§ **TASK PROMPT**:
Give only the number of lines in the records below that contain the word "JSON".

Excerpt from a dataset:
::::
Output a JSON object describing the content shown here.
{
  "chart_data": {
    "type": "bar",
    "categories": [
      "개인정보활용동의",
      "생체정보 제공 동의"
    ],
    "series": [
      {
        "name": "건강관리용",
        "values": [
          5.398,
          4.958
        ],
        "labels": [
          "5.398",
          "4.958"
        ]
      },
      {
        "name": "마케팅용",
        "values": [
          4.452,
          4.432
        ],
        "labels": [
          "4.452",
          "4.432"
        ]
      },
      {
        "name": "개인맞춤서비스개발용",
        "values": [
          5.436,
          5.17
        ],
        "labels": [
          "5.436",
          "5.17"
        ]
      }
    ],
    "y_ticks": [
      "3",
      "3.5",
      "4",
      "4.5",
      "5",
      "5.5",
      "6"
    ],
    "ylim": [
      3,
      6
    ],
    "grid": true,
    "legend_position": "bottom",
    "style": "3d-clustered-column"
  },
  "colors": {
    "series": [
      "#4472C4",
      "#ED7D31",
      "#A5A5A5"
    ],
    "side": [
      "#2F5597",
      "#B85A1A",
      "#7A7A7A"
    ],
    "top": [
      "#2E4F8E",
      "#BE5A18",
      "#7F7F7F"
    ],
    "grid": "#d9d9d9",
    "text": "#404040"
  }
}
::::
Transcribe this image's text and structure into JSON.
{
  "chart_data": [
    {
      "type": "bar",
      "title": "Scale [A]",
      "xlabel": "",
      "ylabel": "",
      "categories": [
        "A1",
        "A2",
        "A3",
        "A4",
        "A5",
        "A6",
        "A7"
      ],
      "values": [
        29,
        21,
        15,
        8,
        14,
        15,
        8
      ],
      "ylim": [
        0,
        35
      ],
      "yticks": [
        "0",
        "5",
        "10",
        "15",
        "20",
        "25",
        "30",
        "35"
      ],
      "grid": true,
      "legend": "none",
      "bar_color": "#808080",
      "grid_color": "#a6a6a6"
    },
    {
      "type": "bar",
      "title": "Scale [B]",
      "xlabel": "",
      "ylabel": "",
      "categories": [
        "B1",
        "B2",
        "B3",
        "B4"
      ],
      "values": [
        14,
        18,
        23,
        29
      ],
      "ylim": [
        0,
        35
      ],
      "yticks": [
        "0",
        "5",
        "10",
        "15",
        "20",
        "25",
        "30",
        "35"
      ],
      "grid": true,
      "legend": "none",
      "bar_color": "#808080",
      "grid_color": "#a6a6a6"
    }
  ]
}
::::
§ **ANSWER TO THIS PROBLEM**:
2